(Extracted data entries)
+---+

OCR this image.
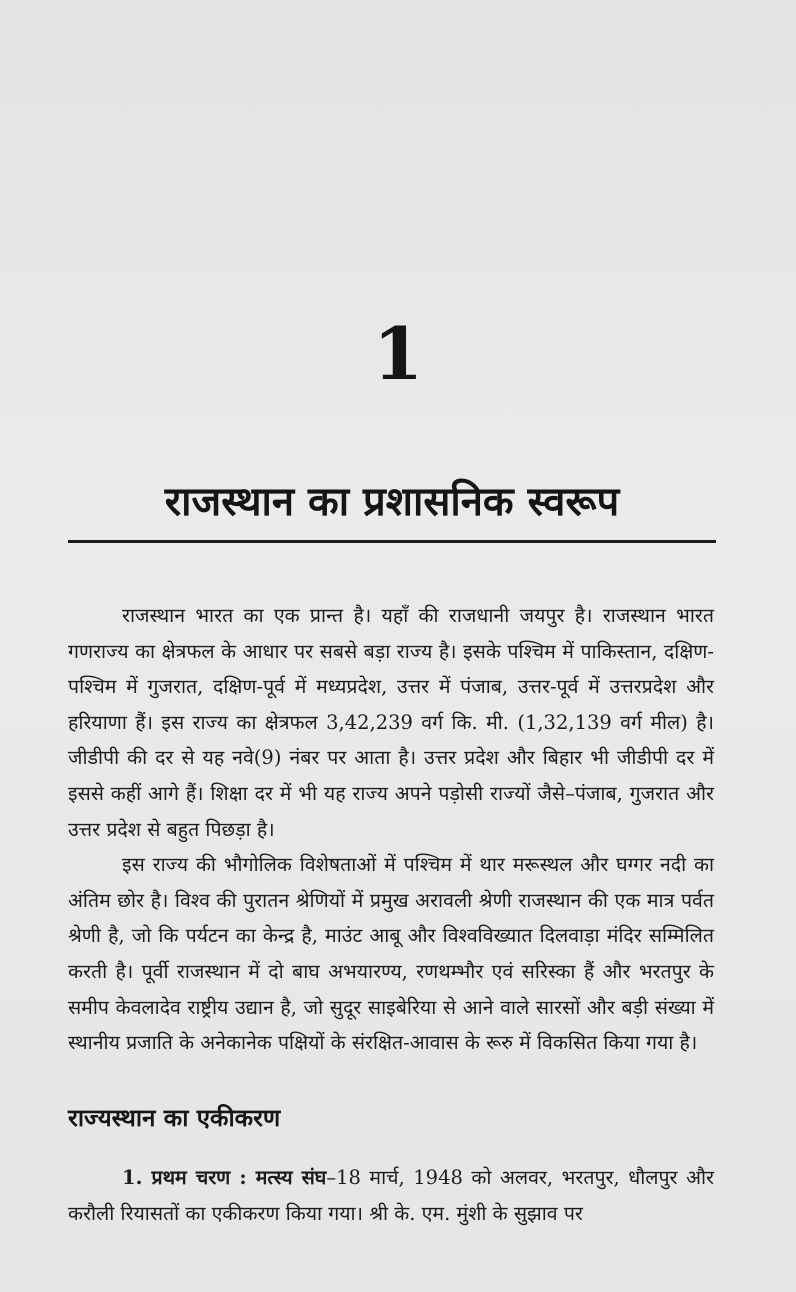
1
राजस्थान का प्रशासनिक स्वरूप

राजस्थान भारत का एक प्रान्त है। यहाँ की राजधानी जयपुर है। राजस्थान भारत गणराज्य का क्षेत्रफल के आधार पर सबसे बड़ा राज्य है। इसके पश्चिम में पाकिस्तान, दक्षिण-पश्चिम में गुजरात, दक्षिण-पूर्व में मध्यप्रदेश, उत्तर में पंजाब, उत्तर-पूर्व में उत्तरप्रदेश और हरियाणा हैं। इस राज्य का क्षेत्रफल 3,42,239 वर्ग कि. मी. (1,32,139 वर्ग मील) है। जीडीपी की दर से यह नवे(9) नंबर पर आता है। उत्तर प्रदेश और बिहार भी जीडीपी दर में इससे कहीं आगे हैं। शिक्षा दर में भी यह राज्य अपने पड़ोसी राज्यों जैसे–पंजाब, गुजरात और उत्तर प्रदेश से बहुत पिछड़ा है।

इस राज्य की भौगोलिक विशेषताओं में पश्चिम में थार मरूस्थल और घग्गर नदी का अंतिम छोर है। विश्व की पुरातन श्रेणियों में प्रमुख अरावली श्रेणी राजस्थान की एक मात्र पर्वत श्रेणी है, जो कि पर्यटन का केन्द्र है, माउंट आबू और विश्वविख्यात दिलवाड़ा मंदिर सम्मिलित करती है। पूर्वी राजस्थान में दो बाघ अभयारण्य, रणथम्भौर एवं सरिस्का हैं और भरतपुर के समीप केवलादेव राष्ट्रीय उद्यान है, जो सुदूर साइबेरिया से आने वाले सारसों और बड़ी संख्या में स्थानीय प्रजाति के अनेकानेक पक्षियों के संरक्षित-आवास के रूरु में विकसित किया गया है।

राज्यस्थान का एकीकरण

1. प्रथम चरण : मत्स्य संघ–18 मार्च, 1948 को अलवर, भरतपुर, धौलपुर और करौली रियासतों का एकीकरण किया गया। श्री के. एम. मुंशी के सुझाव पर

+---+

Work instructions => Reproduce all of the entries word for word, skipping any pictures they hold.

Correct response =>
OCR this image.
1
राजस्थान का प्रशासनिक स्वरूप

राजस्थान भारत का एक प्रान्त है। यहाँ की राजधानी जयपुर है। राजस्थान भारत गणराज्य का क्षेत्रफल के आधार पर सबसे बड़ा राज्य है। इसके पश्चिम में पाकिस्तान, दक्षिण-पश्चिम में गुजरात, दक्षिण-पूर्व में मध्यप्रदेश, उत्तर में पंजाब, उत्तर-पूर्व में उत्तरप्रदेश और हरियाणा हैं। इस राज्य का क्षेत्रफल 3,42,239 वर्ग कि. मी. (1,32,139 वर्ग मील) है। जीडीपी की दर से यह नवे(9) नंबर पर आता है। उत्तर प्रदेश और बिहार भी जीडीपी दर में इससे कहीं आगे हैं। शिक्षा दर में भी यह राज्य अपने पड़ोसी राज्यों जैसे–पंजाब, गुजरात और उत्तर प्रदेश से बहुत पिछड़ा है।

इस राज्य की भौगोलिक विशेषताओं में पश्चिम में थार मरूस्थल और घग्गर नदी का अंतिम छोर है। विश्व की पुरातन श्रेणियों में प्रमुख अरावली श्रेणी राजस्थान की एक मात्र पर्वत श्रेणी है, जो कि पर्यटन का केन्द्र है, माउंट आबू और विश्वविख्यात दिलवाड़ा मंदिर सम्मिलित करती है। पूर्वी राजस्थान में दो बाघ अभयारण्य, रणथम्भौर एवं सरिस्का हैं और भरतपुर के समीप केवलादेव राष्ट्रीय उद्यान है, जो सुदूर साइबेरिया से आने वाले सारसों और बड़ी संख्या में स्थानीय प्रजाति के अनेकानेक पक्षियों के संरक्षित-आवास के रूरु में विकसित किया गया है।

राज्यस्थान का एकीकरण

1. प्रथम चरण : मत्स्य संघ–18 मार्च, 1948 को अलवर, भरतपुर, धौलपुर और करौली रियासतों का एकीकरण किया गया। श्री के. एम. मुंशी के सुझाव पर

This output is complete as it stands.